Problem: Extract each line from the entries below that has the string "JSON" in it.

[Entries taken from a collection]
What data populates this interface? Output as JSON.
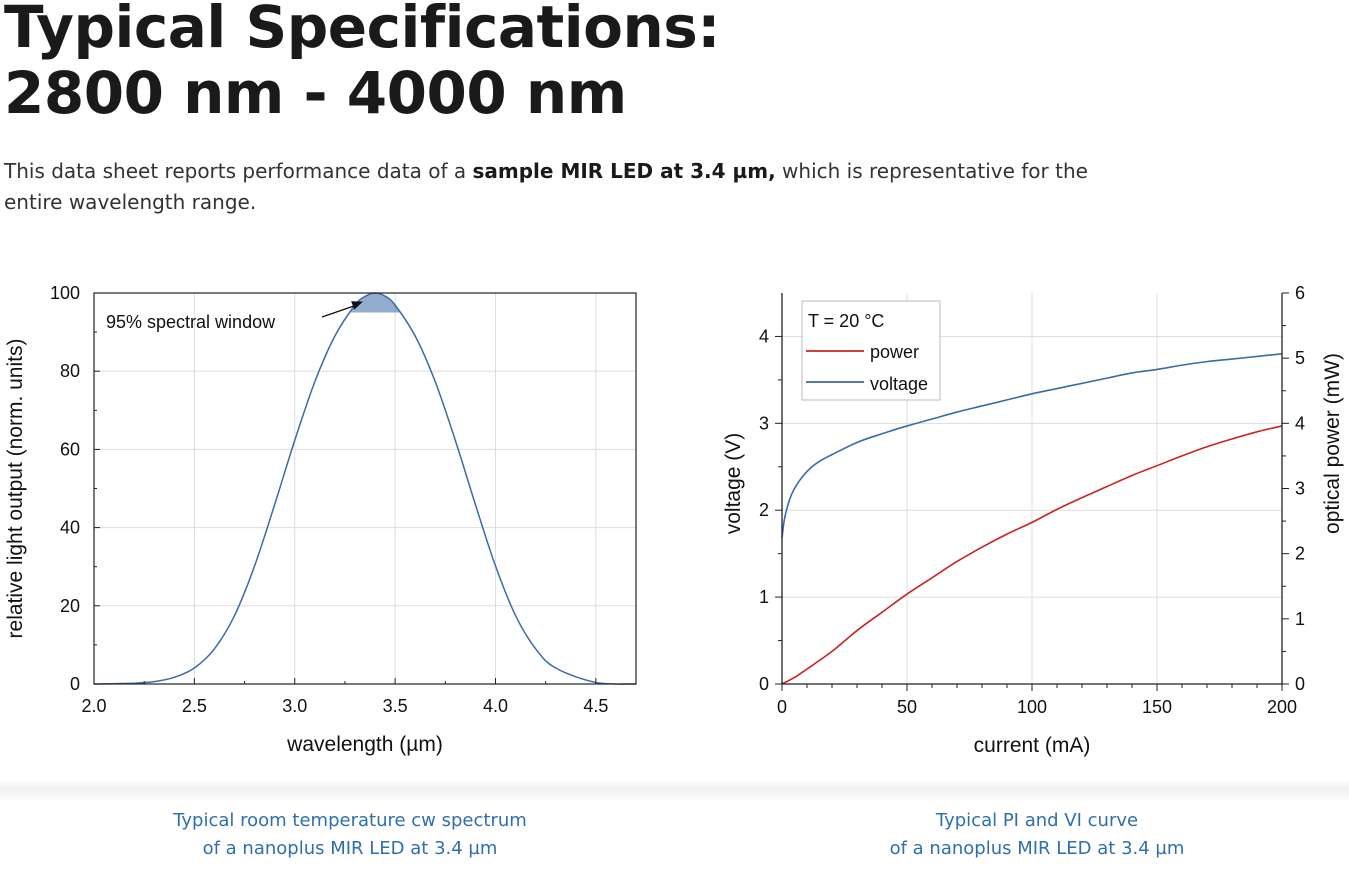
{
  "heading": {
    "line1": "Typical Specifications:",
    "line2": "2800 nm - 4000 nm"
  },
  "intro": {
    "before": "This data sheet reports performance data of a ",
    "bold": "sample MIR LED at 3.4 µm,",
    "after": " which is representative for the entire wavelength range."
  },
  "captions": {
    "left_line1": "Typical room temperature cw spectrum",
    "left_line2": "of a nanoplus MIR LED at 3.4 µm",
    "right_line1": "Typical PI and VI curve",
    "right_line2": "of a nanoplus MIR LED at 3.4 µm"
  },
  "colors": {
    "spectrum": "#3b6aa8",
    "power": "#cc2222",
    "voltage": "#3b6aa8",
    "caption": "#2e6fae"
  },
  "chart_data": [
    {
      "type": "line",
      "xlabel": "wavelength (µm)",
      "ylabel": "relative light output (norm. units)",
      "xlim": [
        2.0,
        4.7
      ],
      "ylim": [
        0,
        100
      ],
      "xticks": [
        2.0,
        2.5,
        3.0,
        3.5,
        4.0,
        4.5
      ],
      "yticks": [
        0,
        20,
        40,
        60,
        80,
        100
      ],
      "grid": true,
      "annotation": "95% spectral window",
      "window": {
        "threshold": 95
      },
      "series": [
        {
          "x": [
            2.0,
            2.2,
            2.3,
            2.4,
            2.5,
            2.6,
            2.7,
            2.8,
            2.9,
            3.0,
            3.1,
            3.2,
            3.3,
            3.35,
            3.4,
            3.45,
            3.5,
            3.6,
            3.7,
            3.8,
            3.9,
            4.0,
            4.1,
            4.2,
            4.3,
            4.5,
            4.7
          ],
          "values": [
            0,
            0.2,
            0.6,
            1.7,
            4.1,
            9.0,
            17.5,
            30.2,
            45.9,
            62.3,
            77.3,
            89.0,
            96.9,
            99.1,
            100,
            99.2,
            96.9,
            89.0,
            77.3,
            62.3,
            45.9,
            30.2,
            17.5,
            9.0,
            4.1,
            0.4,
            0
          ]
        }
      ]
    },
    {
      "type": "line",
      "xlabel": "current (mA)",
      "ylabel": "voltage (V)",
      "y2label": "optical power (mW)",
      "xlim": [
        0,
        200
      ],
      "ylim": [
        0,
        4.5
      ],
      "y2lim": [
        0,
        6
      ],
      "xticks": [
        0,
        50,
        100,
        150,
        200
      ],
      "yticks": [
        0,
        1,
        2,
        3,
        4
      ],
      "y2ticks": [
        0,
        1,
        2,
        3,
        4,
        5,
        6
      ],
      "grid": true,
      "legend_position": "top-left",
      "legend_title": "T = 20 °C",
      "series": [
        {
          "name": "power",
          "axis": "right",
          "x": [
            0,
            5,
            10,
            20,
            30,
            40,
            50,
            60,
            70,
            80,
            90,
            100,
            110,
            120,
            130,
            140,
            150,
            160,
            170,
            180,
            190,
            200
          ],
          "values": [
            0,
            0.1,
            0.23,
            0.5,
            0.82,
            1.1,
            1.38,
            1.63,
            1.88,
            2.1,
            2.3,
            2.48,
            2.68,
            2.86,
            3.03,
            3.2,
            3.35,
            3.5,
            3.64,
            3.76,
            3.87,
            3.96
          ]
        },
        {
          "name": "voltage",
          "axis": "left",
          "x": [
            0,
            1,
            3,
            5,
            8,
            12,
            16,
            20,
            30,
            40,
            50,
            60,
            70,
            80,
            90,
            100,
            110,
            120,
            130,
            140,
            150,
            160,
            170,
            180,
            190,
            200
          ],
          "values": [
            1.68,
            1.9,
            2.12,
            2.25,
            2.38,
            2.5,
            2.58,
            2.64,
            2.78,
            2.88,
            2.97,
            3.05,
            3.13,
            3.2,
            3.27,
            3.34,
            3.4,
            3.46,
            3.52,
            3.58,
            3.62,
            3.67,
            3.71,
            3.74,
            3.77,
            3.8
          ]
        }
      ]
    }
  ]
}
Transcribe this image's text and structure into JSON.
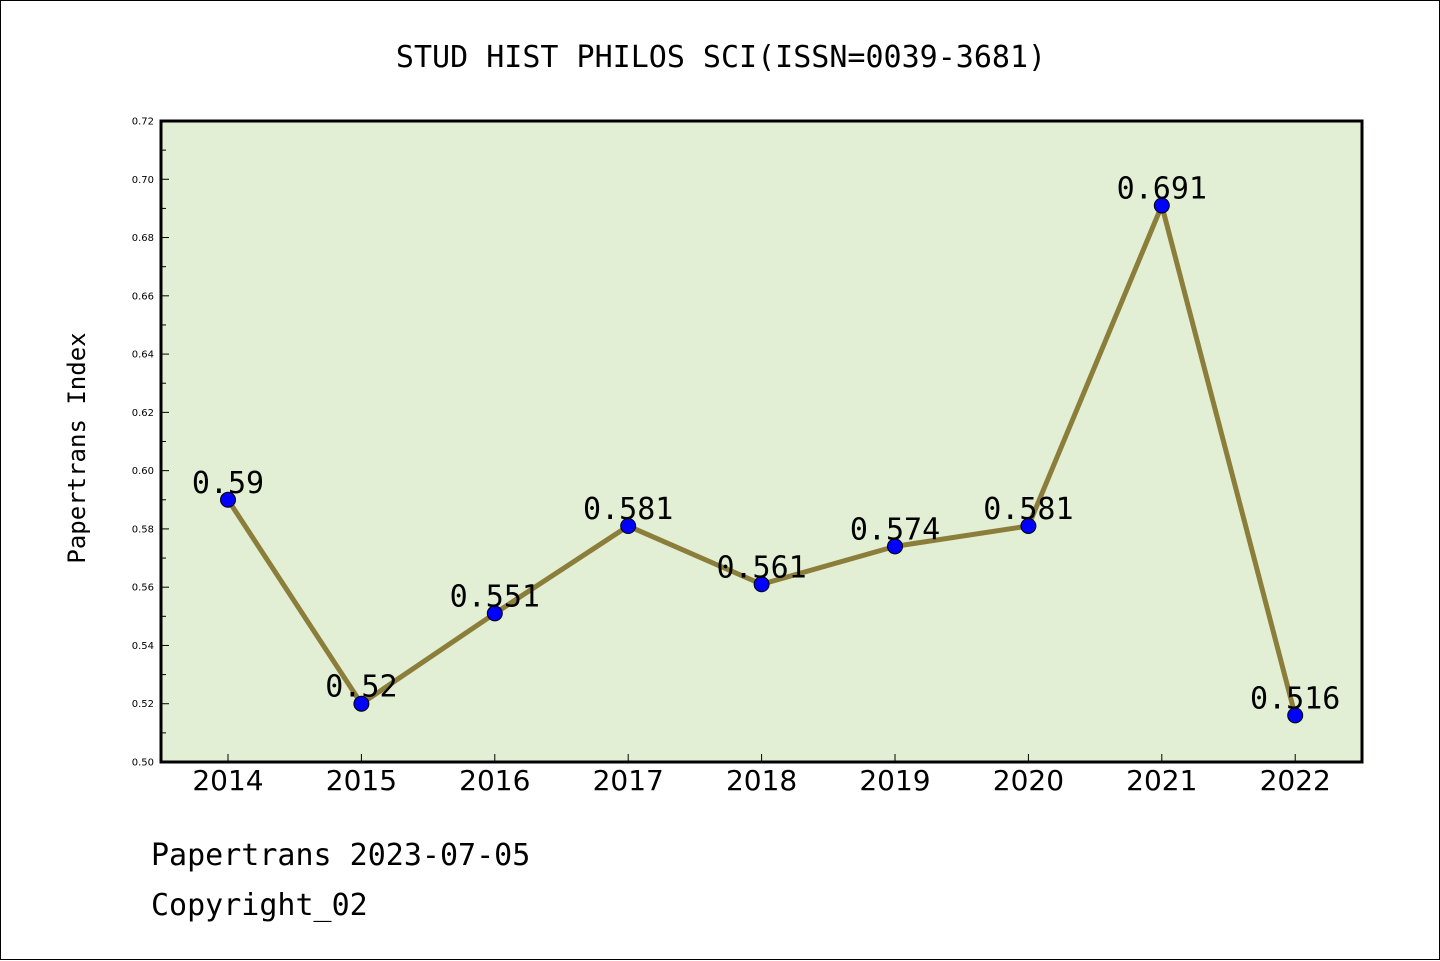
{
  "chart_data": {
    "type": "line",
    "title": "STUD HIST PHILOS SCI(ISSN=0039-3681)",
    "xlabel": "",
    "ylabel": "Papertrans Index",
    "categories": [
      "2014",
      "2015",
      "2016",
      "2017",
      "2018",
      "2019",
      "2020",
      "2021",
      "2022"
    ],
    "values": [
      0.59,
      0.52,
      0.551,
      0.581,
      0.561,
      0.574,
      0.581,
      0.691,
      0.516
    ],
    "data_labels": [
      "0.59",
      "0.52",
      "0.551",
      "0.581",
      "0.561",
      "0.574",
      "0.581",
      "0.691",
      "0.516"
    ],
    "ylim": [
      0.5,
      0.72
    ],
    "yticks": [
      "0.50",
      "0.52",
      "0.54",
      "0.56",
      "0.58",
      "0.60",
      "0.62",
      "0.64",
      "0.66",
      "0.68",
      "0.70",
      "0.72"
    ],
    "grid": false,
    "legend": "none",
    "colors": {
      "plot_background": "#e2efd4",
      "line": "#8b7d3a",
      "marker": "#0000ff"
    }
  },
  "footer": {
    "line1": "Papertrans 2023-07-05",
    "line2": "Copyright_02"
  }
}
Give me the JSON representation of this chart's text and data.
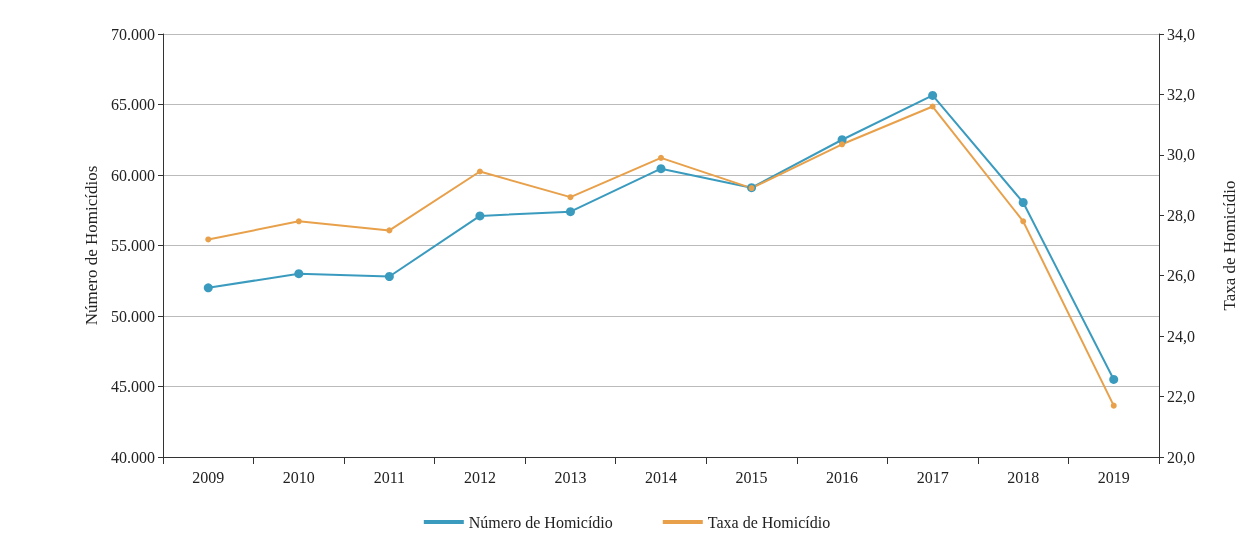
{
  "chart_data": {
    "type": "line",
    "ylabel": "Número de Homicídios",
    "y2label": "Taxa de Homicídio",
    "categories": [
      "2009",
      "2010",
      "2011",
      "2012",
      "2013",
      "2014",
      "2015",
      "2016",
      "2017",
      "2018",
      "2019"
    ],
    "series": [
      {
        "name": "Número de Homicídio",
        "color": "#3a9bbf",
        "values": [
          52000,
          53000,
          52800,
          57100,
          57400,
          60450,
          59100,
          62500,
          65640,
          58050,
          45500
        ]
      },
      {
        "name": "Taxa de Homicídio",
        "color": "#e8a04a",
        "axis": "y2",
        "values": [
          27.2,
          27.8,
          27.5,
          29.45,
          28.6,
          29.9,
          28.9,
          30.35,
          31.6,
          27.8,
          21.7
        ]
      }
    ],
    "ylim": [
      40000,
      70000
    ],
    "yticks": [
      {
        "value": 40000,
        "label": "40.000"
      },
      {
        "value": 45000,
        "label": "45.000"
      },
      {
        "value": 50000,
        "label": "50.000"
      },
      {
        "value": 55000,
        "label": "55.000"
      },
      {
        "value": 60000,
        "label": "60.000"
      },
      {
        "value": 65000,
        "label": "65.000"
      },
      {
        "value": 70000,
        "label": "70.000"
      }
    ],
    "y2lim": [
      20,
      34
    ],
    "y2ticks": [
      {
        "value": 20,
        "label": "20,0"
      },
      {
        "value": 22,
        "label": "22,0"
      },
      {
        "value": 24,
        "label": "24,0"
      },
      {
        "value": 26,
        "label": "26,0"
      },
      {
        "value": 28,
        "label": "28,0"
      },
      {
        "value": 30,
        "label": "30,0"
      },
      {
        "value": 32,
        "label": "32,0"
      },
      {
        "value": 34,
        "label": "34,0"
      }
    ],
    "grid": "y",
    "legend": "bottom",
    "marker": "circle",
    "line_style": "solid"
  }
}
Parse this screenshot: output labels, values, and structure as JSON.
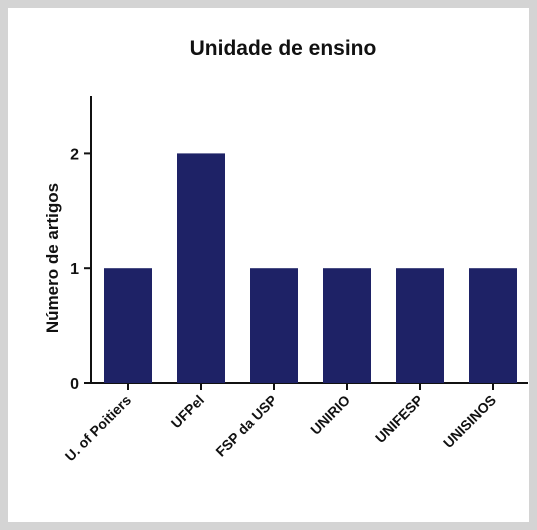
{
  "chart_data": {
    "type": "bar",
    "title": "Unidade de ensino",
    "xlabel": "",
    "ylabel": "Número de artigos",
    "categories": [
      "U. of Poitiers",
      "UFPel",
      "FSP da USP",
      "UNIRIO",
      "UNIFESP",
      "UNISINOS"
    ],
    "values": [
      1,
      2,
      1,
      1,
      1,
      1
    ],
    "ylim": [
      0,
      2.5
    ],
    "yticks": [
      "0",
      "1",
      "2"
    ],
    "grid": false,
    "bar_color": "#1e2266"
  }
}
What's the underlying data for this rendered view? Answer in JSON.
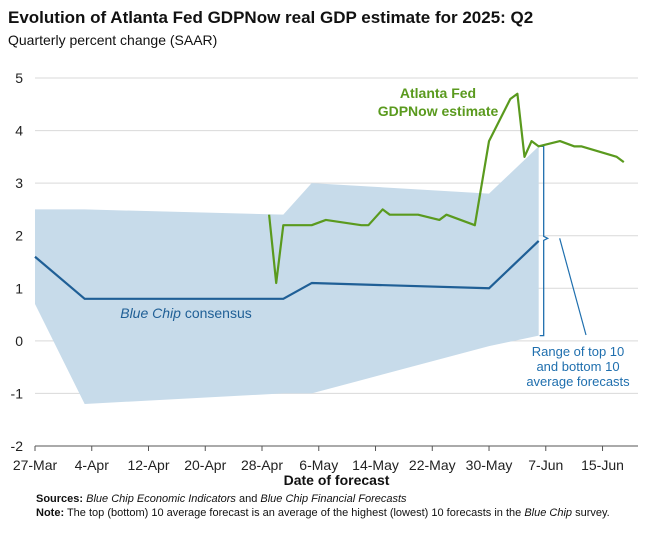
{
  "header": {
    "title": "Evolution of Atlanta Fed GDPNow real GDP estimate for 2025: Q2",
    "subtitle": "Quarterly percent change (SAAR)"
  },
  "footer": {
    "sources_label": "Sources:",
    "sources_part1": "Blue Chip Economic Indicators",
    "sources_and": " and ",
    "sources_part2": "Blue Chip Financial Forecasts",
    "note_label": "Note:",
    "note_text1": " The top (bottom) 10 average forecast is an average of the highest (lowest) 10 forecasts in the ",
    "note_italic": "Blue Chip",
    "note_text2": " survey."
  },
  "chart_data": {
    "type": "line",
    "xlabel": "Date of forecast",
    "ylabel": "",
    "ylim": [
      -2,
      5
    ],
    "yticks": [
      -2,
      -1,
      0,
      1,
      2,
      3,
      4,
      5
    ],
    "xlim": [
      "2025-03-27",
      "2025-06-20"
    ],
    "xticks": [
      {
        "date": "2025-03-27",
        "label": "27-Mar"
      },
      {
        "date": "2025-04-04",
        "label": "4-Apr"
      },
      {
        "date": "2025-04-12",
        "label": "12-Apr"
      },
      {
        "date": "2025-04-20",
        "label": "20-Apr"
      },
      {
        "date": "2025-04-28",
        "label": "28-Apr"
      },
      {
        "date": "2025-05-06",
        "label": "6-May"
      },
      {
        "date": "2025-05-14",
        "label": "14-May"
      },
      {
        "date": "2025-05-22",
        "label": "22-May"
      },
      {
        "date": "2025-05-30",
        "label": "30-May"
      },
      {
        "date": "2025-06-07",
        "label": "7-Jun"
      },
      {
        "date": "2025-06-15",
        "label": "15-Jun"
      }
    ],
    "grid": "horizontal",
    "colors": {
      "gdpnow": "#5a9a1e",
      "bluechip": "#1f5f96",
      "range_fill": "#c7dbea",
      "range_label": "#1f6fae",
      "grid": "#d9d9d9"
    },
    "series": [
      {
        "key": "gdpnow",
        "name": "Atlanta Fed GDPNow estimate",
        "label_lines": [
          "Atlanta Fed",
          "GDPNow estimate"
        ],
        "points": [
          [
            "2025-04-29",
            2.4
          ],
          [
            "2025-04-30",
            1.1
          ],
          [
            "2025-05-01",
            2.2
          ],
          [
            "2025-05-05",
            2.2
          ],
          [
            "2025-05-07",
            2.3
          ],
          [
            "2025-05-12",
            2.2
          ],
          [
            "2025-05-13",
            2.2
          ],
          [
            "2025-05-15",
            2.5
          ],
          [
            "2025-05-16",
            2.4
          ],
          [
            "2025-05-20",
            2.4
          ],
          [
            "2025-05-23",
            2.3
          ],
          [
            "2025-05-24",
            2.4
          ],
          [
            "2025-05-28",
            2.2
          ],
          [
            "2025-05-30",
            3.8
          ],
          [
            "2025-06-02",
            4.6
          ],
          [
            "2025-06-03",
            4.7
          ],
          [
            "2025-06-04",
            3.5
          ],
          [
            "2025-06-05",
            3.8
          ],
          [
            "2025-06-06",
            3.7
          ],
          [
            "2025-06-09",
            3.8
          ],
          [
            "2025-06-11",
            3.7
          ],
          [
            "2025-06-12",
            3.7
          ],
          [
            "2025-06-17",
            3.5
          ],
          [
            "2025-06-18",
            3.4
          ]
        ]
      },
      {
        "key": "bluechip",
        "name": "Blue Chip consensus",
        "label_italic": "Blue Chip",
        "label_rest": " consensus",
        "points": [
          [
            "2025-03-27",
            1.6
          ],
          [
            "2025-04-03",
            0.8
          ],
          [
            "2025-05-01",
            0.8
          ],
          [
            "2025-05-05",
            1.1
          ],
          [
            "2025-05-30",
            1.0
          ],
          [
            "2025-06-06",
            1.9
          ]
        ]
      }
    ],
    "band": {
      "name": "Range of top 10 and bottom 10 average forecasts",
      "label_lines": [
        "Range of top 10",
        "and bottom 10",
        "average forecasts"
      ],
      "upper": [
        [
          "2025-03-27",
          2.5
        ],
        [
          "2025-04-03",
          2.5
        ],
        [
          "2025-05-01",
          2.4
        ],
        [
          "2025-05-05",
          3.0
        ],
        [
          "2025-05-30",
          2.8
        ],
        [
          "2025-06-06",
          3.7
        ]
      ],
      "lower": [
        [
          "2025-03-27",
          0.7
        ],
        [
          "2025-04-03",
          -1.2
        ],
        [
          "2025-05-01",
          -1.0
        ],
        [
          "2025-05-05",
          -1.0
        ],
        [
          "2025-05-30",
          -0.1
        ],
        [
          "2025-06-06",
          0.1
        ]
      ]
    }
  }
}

Solution to this problem:
What data populates this interface? Output as JSON.
Transcribe this image's text and structure into JSON.
Give me the JSON representation of this chart's text and data.
Parse this screenshot: output labels, values, and structure as JSON.
What's the underlying data for this rendered view? Answer in JSON.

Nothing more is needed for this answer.